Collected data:

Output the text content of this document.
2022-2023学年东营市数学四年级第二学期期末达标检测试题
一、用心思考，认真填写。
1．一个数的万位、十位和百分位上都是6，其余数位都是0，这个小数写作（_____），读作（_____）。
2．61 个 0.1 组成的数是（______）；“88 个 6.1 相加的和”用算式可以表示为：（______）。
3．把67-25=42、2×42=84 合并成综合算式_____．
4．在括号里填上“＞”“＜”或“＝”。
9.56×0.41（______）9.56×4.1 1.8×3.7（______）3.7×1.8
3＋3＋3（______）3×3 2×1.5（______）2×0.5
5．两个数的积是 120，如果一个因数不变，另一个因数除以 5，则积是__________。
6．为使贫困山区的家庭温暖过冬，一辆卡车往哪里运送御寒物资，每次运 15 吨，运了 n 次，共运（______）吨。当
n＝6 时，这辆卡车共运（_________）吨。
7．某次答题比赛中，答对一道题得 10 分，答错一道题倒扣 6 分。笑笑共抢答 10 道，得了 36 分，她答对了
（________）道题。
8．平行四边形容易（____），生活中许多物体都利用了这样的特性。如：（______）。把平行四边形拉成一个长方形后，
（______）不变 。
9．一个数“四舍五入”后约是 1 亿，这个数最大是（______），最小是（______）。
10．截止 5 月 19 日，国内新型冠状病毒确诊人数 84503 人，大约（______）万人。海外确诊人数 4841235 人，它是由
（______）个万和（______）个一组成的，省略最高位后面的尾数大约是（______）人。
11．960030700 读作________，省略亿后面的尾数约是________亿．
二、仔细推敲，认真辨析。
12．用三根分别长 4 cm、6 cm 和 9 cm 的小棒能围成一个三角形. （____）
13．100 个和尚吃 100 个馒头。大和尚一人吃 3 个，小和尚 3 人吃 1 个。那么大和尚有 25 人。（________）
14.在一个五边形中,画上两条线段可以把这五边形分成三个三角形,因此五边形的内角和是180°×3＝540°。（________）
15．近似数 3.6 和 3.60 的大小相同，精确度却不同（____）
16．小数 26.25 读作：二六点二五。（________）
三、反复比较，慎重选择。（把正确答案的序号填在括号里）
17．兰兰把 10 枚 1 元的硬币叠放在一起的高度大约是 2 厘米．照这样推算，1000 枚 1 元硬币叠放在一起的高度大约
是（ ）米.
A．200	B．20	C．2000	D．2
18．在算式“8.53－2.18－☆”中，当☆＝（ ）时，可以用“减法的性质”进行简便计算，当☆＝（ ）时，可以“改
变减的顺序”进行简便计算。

__Set problem__: Pull out all lines from the listing that contain the string "进行简便计算".

__Exercise response__:
18．在算式“8.53－2.18－☆”中，当☆＝（ ）时，可以用“减法的性质”进行简便计算，当☆＝（ ）时，可以“改
变减的顺序”进行简便计算。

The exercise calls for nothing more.